** Problems to solve **
(a) In the PatternPaint text, how many design-rule-compliant samples are used for the few-shot finetuning of the pretrained image foundation model?
(b) Write out the portion of the PatternPaint text from "This paper contains" to "layout pattern generation.".

[Text for analysis — start]

PatternPaint: Practical Layout Pattern Generation Using Diffusion-Based Inpainting

TL;DR

PatternPaint tackles the need for DR-clean, diverse VLSI layout patterns when data is scarce and design rules evolve. It employs a diffusion-based inpainting framework with few-shot finetuning, a template-based denoising scheme, and PCA-driven iterative generation to produce DR-compliant patterns from a small starter set. Validated on Intel 18A PDK, PatternPaint achieves DR-clean outputs and higher diversity than baselines, demonstrating a practical, production-ready path for DR-aware pattern libraries and DFM tasks. The approach reduces data requirements while maintaining legal validity, enabling rapid exploration of complex DR spaces in early technology node development.

Abstract

Generating diverse VLSI layout patterns is essential for various downstream tasks in design for manufacturing, as design rules continually evolve during the development of new technology nodes. However, existing training-based methods for layout pattern generation rely on large datasets. In practical scenarios, especially when developing a new technology node, obtaining such extensive layout data is challenging. Consequently, training models with large datasets becomes impractical, limiting the scalability and adaptability of prior approaches. To this end, we propose PatternPaint, a diffusion-based framework capable of generating legal patterns with limited design-rule-compliant training samples. PatternPaint simplifies complex layout pattern generation into a series of inpainting processes with a template-based denoising scheme. Furthermore, we perform few-shot finetuning on a pretrained image foundation model with only 20 design-rule-compliant samples. Experimental results show that using a sub-3nm technology node (Intel 18A), our model is the only one that can generate legal patterns in complex 2D metal interconnect design rule settings among all previous works and achieves a high diversity score. Additionally, our few-shot finetuning can boost the legality rate with 1.87X improvement compared to the original pretrained model. As a result, we demonstrate a production-ready approach for layout pattern generation in developing new technology nodes.
Paper Structure (23 sections, 8 equations, 9 figures, 3 tables, 2 algorithms)

This paper contains 23 sections, 8 equations, 9 figures, 3 tables, 2 algorithms.

Figures (9)

  • Figure 1: Comparison between rule-based methods, training-based methods Diffpatternwang2024chatpattern, and our PatternPaint for layout pattern generation.
  • Figure 2: Squish Pattern Representation.
  • Figure 3: Illustration of metal layer design rules. A selected set of design rules used in PatternPaint evaluation is shown as the advance rule set. (1) Basic Rule Set: Spacing (R1-S,R2-E)/ Width (R3-W)/ Area (R4-A) of Mx layer metal element. (2) Advance Rule Set: (R3.1-W) Only a set of discrete widths is allowed. (R1.1$~$1.4-S), the allowed spacing range is different depending on the neighboring metal widths.
  • Figure 4: PatternPaint framework. It consists of: (1) few-shot finetuning, (2) initial generation, (3) template-based denoising for layout refinement, followed by a design rule checking validation, and (4) PCA-based layout & mask selection to select the next inpainting samples for iterative generation. This approach enables efficient pattern generation while ensuring design rule compliance.
  • Figure 5: Illustration of Template-based Denoising. Noise at the edge is reduced by comparing new scan lines with the original scan lines (black). Here, green scan line is preserved since it is larger than a predefined threshold, and red scan line is removed.

[Text for analysis — finish]
[Supplied material — start]

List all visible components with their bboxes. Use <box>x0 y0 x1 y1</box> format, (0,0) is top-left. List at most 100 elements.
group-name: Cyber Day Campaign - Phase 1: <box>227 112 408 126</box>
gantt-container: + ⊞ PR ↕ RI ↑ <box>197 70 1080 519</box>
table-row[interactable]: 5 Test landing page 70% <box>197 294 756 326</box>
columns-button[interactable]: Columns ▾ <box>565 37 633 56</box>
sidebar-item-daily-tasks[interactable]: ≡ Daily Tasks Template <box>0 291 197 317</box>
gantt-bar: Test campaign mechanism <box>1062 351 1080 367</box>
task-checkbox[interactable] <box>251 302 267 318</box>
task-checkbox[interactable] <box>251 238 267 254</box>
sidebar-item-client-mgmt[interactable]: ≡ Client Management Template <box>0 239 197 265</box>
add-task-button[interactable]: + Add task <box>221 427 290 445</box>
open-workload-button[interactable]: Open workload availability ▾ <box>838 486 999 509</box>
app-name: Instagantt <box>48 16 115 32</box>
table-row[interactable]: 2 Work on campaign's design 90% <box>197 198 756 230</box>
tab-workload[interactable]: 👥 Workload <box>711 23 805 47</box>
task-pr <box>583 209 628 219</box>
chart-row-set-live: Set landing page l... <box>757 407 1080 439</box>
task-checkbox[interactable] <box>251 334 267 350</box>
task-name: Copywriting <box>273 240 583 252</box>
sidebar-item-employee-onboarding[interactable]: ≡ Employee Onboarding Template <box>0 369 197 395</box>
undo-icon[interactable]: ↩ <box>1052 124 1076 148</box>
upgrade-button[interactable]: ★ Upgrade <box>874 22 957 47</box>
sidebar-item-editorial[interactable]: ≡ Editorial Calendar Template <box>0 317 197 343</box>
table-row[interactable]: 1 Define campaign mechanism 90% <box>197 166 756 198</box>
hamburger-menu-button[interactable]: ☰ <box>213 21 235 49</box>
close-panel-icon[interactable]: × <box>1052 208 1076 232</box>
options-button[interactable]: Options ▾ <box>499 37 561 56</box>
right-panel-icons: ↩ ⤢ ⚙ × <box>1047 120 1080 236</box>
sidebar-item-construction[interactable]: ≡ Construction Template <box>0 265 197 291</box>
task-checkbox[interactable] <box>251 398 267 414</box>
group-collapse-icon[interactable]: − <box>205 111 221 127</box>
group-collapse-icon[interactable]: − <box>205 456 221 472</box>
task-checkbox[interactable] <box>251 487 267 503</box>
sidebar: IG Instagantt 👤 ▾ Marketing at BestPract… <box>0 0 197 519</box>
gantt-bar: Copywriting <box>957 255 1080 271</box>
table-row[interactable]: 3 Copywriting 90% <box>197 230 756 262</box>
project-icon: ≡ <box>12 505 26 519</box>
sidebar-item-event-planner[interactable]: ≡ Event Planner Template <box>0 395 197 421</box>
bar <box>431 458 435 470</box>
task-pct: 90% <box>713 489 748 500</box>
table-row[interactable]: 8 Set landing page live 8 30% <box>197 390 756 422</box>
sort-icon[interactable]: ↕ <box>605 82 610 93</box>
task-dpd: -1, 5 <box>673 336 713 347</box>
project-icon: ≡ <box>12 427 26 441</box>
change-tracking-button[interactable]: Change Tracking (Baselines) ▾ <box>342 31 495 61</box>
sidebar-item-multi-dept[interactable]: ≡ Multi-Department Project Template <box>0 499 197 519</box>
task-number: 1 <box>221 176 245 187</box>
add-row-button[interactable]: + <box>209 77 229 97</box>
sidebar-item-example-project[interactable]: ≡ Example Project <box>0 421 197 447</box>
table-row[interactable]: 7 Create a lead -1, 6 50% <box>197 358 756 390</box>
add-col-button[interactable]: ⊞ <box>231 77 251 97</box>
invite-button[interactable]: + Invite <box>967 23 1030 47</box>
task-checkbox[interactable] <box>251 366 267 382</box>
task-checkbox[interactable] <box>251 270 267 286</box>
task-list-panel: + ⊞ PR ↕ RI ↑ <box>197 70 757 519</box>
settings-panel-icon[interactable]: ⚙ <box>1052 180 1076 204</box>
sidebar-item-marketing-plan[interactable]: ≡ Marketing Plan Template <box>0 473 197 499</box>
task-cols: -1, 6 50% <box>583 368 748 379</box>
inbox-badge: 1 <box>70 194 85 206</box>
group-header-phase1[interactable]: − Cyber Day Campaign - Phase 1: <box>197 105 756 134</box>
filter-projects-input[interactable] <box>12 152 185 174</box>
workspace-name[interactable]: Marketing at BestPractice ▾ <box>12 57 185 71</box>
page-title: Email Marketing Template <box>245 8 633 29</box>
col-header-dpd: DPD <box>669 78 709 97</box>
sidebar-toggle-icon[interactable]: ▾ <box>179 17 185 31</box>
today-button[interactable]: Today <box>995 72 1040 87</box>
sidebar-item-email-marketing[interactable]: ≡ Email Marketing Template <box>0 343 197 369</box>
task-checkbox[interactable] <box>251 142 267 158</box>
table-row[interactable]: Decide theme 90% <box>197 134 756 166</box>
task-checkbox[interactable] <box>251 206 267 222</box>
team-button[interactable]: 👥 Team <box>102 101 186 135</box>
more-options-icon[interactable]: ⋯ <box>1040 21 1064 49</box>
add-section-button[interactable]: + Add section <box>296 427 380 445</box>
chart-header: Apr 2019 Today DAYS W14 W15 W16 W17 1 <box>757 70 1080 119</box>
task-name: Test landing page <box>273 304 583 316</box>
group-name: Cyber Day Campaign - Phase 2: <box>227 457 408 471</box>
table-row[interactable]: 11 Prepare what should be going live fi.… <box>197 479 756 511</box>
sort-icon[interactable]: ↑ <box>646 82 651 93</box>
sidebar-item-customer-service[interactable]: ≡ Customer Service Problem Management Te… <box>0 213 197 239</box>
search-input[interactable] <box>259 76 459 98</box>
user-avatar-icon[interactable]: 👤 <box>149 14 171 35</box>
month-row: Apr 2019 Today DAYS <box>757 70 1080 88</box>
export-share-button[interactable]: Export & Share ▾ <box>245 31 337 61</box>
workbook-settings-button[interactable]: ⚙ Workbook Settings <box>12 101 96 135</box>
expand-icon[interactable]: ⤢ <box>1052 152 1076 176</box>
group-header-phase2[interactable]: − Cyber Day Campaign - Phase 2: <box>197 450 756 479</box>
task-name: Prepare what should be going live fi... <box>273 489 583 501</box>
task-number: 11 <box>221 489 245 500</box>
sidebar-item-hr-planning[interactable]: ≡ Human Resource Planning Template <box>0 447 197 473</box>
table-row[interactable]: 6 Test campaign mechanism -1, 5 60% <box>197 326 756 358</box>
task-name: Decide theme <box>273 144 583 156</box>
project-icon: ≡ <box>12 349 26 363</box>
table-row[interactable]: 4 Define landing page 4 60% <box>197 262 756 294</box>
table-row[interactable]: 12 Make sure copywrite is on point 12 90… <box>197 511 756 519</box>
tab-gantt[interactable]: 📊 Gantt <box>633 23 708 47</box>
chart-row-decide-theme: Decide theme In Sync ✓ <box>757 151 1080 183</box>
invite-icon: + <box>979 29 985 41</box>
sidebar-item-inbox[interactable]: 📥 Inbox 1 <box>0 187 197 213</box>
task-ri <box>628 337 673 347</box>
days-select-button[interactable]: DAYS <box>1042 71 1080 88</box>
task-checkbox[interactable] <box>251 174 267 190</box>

[Supplied material — finish]

** Results in order **
(a) Only 20 design-rule-compliant samples are used.

(b)
This paper contains 23 sections, 8 equations, 9 figures, 3 tables, 2 algorithms.

Figures (9)

  • Figure 1: Comparison between rule-based methods, training-based methods Diffpatternwang2024chatpattern, and our PatternPaint for layout pattern generation.